++++ Exercise inputs
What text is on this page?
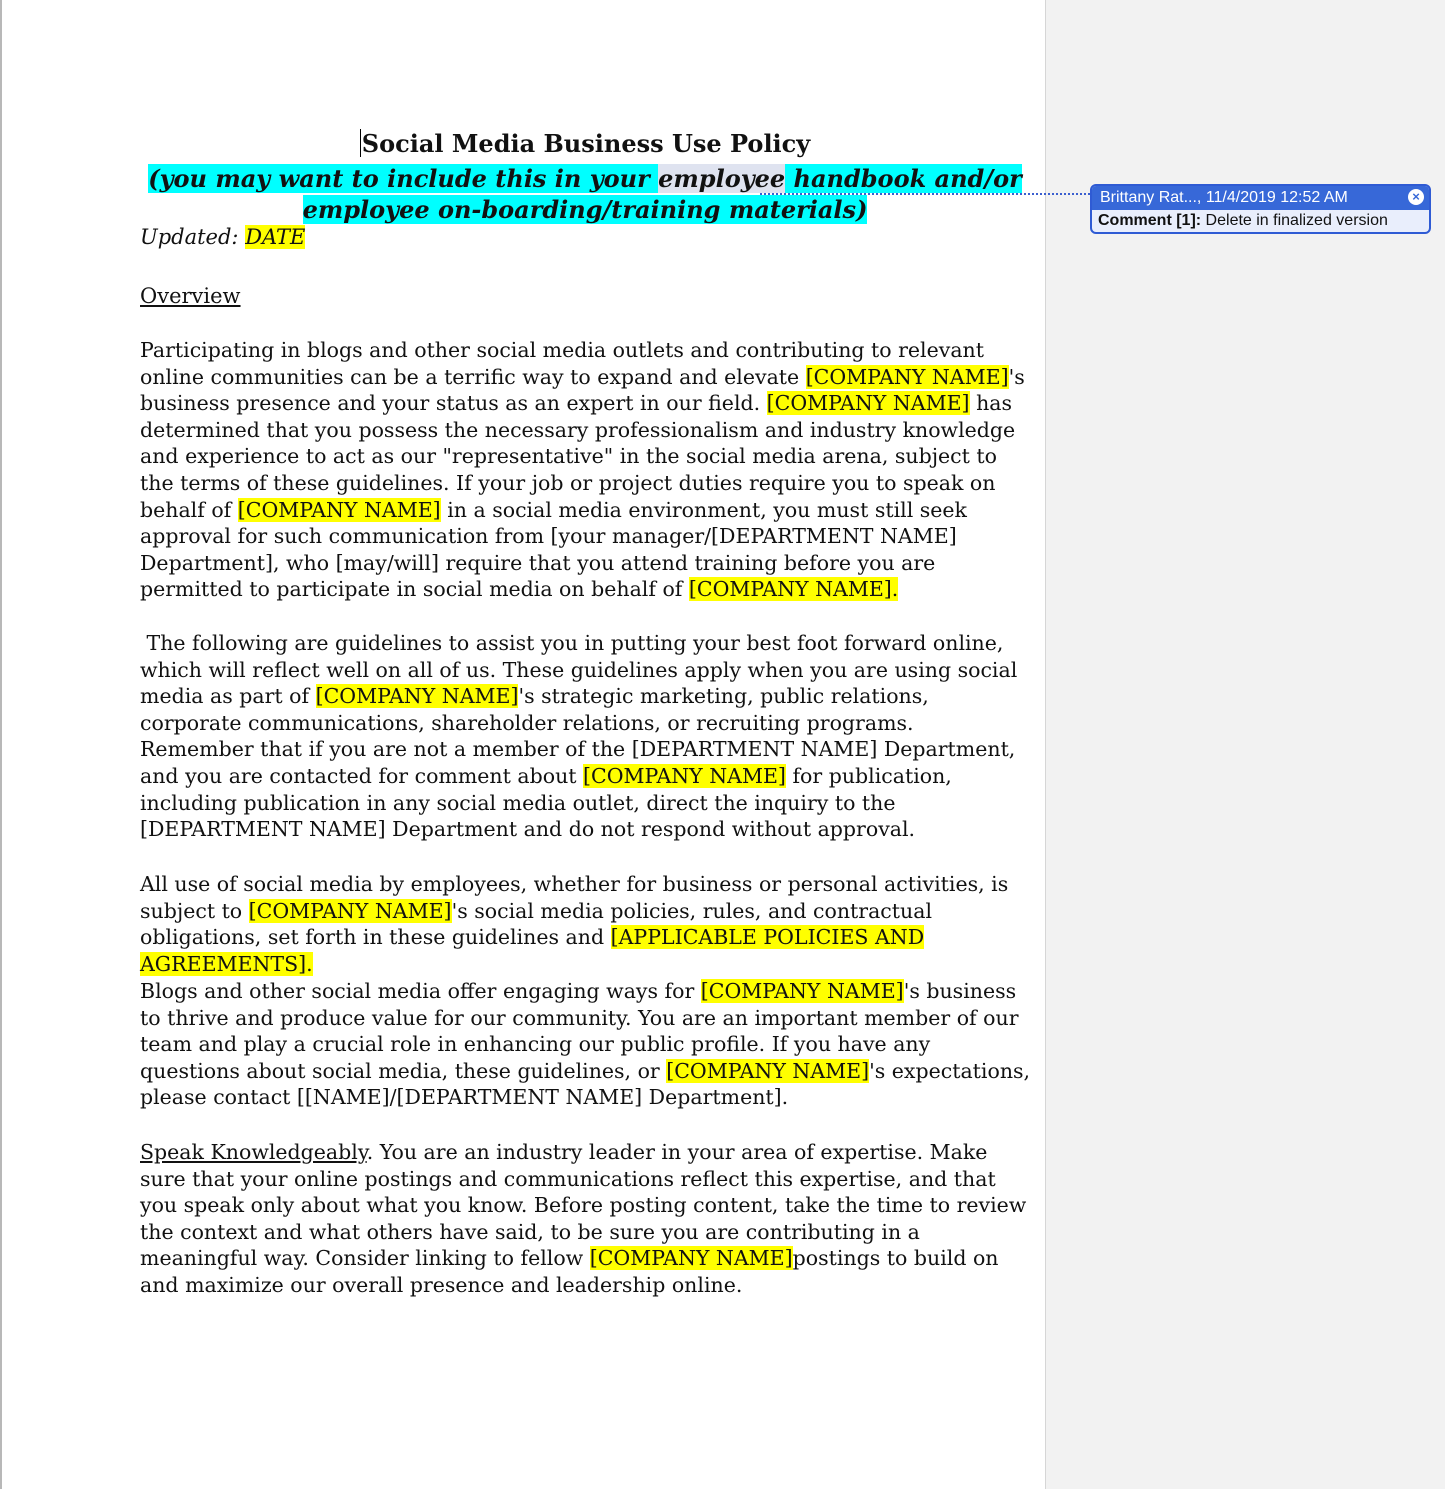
Social Media Business Use Policy
(you may want to include this in your employee handbook and/or
employee on-boarding/training materials)
Updated: DATE
Overview

Participating in blogs and other social media outlets and contributing to relevant online communities can be a terrific way to expand and elevate [COMPANY NAME]'s business presence and your status as an expert in our field. [COMPANY NAME] has determined that you possess the necessary professionalism and industry knowledge and experience to act as our "representative" in the social media arena, subject to the terms of these guidelines. If your job or project duties require you to speak on behalf of [COMPANY NAME] in a social media environment, you must still seek approval for such communication from [your manager/[DEPARTMENT NAME] Department], who [may/will] require that you attend training before you are permitted to participate in social media on behalf of [COMPANY NAME].

The following are guidelines to assist you in putting your best foot forward online, which will reflect well on all of us. These guidelines apply when you are using social media as part of [COMPANY NAME]'s strategic marketing, public relations, corporate communications, shareholder relations, or recruiting programs. Remember that if you are not a member of the [DEPARTMENT NAME] Department, and you are contacted for comment about [COMPANY NAME] for publication, including publication in any social media outlet, direct the inquiry to the [DEPARTMENT NAME] Department and do not respond without approval.

All use of social media by employees, whether for business or personal activities, is subject to [COMPANY NAME]'s social media policies, rules, and contractual obligations, set forth in these guidelines and [APPLICABLE POLICIES AND AGREEMENTS].

Blogs and other social media offer engaging ways for [COMPANY NAME]'s business to thrive and produce value for our community. You are an important member of our team and play a crucial role in enhancing our public profile. If you have any questions about social media, these guidelines, or [COMPANY NAME]'s expectations, please contact [[NAME]/[DEPARTMENT NAME] Department].

Speak Knowledgeably. You are an industry leader in your area of expertise. Make sure that your online postings and communications reflect this expertise, and that you speak only about what you know. Before posting content, take the time to review the context and what others have said, to be sure you are contributing in a meaningful way. Consider linking to fellow [COMPANY NAME]postings to build on and maximize our overall presence and leadership online.

Brittany Rat..., 11/4/2019 12:52 AM	×
Comment [1]: Delete in finalized version
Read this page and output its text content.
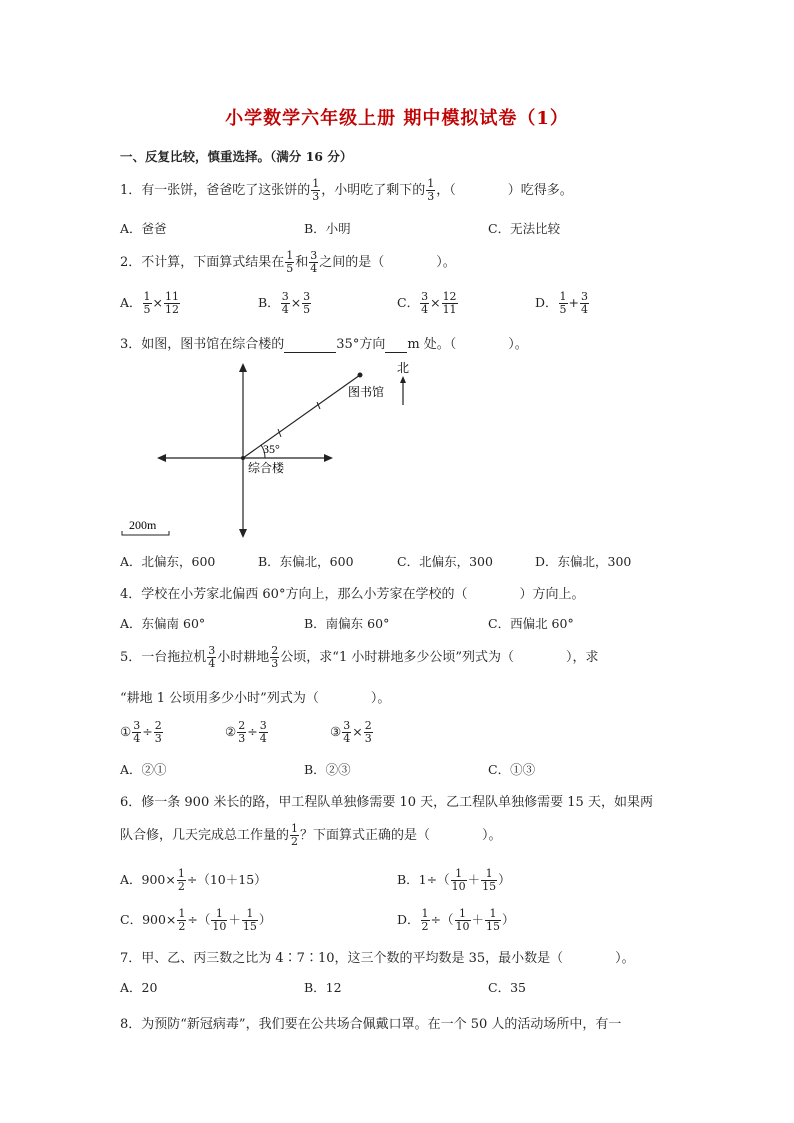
小学数学六年级上册 期中模拟试卷（1）
一、反复比较，慎重选择。（满分 16 分）
1．有一张饼，爸爸吃了这张饼的 $\frac{1}{3}$ ，小明吃了剩下的 $\frac{1}{3}$ ，（　　　　）吃得多。
A．爸爸	B．小明	C．无法比较
2．不计算，下面算式结果在 $\frac{1}{5}$ 和 $\frac{3}{4}$ 之间的是（　　　　）。
A． $\frac{1}{5} \times \frac{11}{12}$	B． $\frac{3}{4} \times \frac{3}{5}$	C． $\frac{3}{4} \times \frac{12}{11}$	D． $\frac{1}{5} + \frac{3}{4}$
3．如图，图书馆在综合楼的	35°方向 m 处。（　　　　）。
35°
综合楼
图书馆
北
200m
A．北偏东，600	B．东偏北，600	C．北偏东，300	D．东偏北，300
4．学校在小芳家北偏西 60°方向上，那么小芳家在学校的（　　　　）方向上。
A．东偏南 60°	B．南偏东 60°	C．西偏北 60°
5．一台拖拉机 $\frac{3}{4}$ 小时耕地 $\frac{2}{3}$ 公顷，求“1 小时耕地多少公顷”列式为（　　　　），求
“耕地 1 公顷用多少小时”列式为（　　　　）。
① $\frac{3}{4} \div \frac{2}{3}$	② $\frac{2}{3} \div \frac{3}{4}$	③ $\frac{3}{4} \times \frac{2}{3}$
A．②①	B．②③	C．①③
6．修一条 900 米长的路，甲工程队单独修需要 10 天，乙工程队单独修需要 15 天，如果两
队合修，几天完成总工作量的 $\frac{1}{2}$ ？下面算式正确的是（　　　　）。
A．$900\times \frac{1}{2} \div(10+15)$	B．$1\div( \frac{1}{10} + \frac{1}{15}$ ）
C．$900\times \frac{1}{2}$ ÷（ $\frac{1}{10} + \frac{1}{15}$ ）	D． $\frac{1}{2}$ ÷（ $\frac{1}{10} + \frac{1}{15}$ ）
7．甲、乙、丙三数之比为 4∶7∶10，这三个数的平均数是 35，最小数是（　　　　）。
A．20	B．12	C．35
8．为预防“新冠病毒”，我们要在公共场合佩戴口罩。在一个 50 人的活动场所中，有一
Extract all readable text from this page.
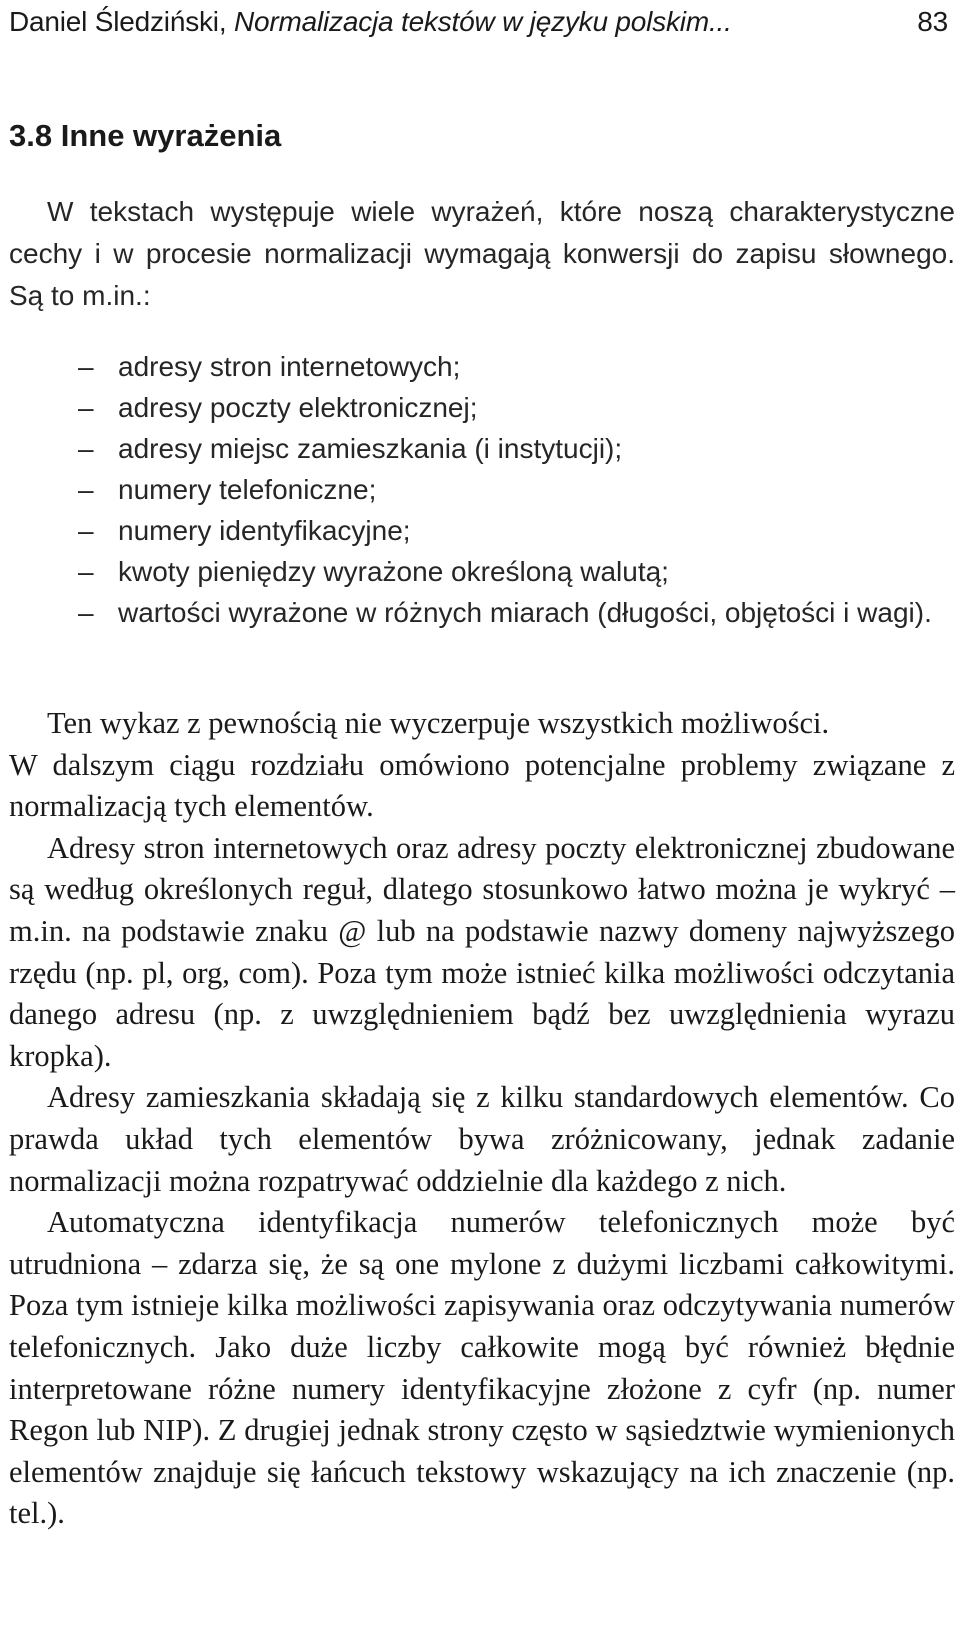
Daniel Śledziński, Normalizacja tekstów w języku polskim...	83
3.8 Inne wyrażenia

W tekstach występuje wiele wyrażeń, które noszą charakterystyczne cechy i w procesie normalizacji wymagają konwersji do zapisu słownego. Są to m.in.:

– adresy stron internetowych;
– adresy poczty elektronicznej;
– adresy miejsc zamieszkania (i instytucji);
– numery telefoniczne;
– numery identyfikacyjne;
– kwoty pieniędzy wyrażone określoną walutą;
– wartości wyrażone w różnych miarach (długości, objętości i wagi).

Ten wykaz z pewnością nie wyczerpuje wszystkich możliwości.

W dalszym ciągu rozdziału omówiono potencjalne problemy związane z normalizacją tych elementów.

Adresy stron internetowych oraz adresy poczty elektronicznej zbudowane są według określonych reguł, dlatego stosunkowo łatwo można je wykryć – m.in. na podstawie znaku @ lub na podstawie nazwy domeny najwyższego rzędu (np. pl, org, com). Poza tym może istnieć kilka możliwości odczytania danego adresu (np. z uwzględnieniem bądź bez uwzględnienia wyrazu kropka).

Adresy zamieszkania składają się z kilku standardowych elementów. Co prawda układ tych elementów bywa zróżnicowany, jednak zadanie normalizacji można rozpatrywać oddzielnie dla każdego z nich.

Automatyczna identyfikacja numerów telefonicznych może być utrudniona – zdarza się, że są one mylone z dużymi liczbami całkowitymi. Poza tym istnieje kilka możliwości zapisywania oraz odczytywania numerów telefonicznych. Jako duże liczby całkowite mogą być również błędnie interpretowane różne numery identyfikacyjne złożone z cyfr (np. numer Regon lub NIP). Z drugiej jednak strony często w sąsiedztwie wymienionych elementów znajduje się łańcuch tekstowy wskazujący na ich znaczenie (np. tel.).
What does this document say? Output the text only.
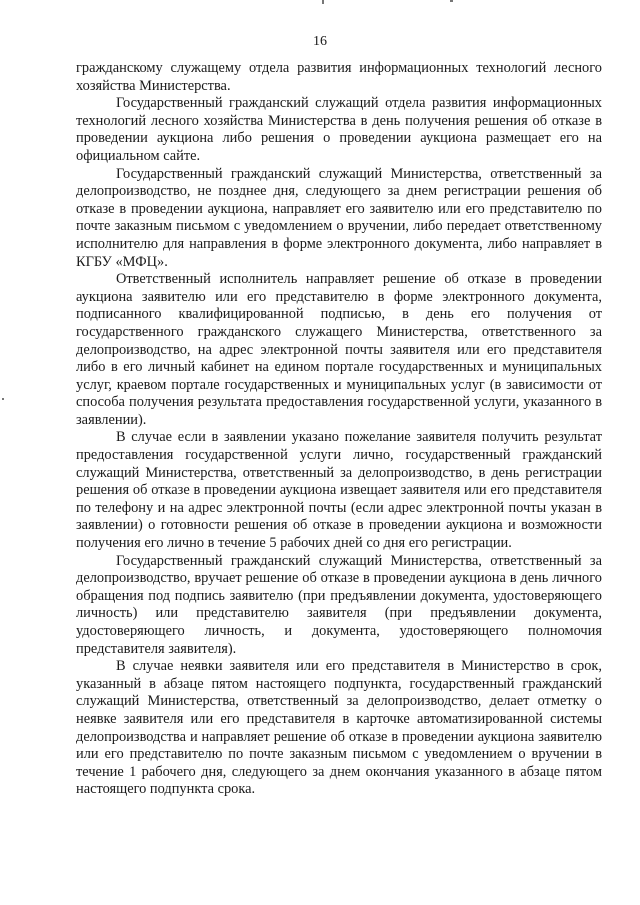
16

гражданскому служащему отдела развития информационных технологий лесного хозяйства Министерства.

Государственный гражданский служащий отдела развития информационных технологий лесного хозяйства Министерства в день получения решения об отказе в проведении аукциона либо решения о проведении аукциона размещает его на официальном сайте.

Государственный гражданский служащий Министерства, ответственный за делопроизводство, не позднее дня, следующего за днем регистрации решения об отказе в проведении аукциона, направляет его заявителю или его представителю по почте заказным письмом с уведомлением о вручении, либо передает ответственному исполнителю для направления в форме электронного документа, либо направляет в КГБУ «МФЦ».

Ответственный исполнитель направляет решение об отказе в проведении аукциона заявителю или его представителю в форме электронного документа, подписанного квалифицированной подписью, в день его получения от государственного гражданского служащего Министерства, ответственного за делопроизводство, на адрес электронной почты заявителя или его представителя либо в его личный кабинет на едином портале государственных и муниципальных услуг, краевом портале государственных и муниципальных услуг (в зависимости от способа получения результата предоставления государственной услуги, указанного в заявлении).

В случае если в заявлении указано пожелание заявителя получить результат предоставления государственной услуги лично, государственный гражданский служащий Министерства, ответственный за делопроизводство, в день регистрации решения об отказе в проведении аукциона извещает заявителя или его представителя по телефону и на адрес электронной почты (если адрес электронной почты указан в заявлении) о готовности решения об отказе в проведении аукциона и возможности получения его лично в течение 5 рабочих дней со дня его регистрации.

Государственный гражданский служащий Министерства, ответственный за делопроизводство, вручает решение об отказе в проведении аукциона в день личного обращения под подпись заявителю (при предъявлении документа, удостоверяющего личность) или представителю заявителя (при предъявлении документа, удостоверяющего личность, и документа, удостоверяющего полномочия представителя заявителя).

В случае неявки заявителя или его представителя в Министерство в срок, указанный в абзаце пятом настоящего подпункта, государственный гражданский служащий Министерства, ответственный за делопроизводство, делает отметку о неявке заявителя или его представителя в карточке автоматизированной системы делопроизводства и направляет решение об отказе в проведении аукциона заявителю или его представителю по почте заказным письмом с уведомлением о вручении в течение 1 рабочего дня, следующего за днем окончания указанного в абзаце пятом настоящего подпункта срока.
++++++++
Your goal: Find the lines above that contain the word "page" and collect them.

Exercise solution:
What text is on this page?
Read this page and output its text content.
Extract all readable text from this page.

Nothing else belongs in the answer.